Objective
In the listing below, locate the lines bearing the word "this". Copy every one of them.

Collected data
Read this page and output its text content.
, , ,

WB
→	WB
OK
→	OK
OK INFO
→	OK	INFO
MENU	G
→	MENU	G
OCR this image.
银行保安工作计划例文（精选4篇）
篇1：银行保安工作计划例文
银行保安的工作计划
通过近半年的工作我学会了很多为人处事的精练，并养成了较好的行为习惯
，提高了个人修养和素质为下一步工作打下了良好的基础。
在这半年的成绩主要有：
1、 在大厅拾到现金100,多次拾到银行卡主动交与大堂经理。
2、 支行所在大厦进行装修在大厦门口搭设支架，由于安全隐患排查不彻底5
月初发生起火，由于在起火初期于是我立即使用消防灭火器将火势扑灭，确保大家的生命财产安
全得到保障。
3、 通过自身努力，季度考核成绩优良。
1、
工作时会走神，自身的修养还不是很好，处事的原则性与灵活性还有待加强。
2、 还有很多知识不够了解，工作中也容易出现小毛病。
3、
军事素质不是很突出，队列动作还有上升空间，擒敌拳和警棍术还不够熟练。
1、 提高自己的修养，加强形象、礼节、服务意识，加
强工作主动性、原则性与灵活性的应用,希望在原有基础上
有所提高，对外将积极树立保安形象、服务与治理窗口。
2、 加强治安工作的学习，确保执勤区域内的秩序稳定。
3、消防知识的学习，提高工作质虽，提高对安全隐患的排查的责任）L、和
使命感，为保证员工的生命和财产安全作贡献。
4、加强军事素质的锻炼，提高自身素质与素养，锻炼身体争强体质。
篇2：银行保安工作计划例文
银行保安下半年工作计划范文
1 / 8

Full answer
Read this page and output its text content.
OCR this image.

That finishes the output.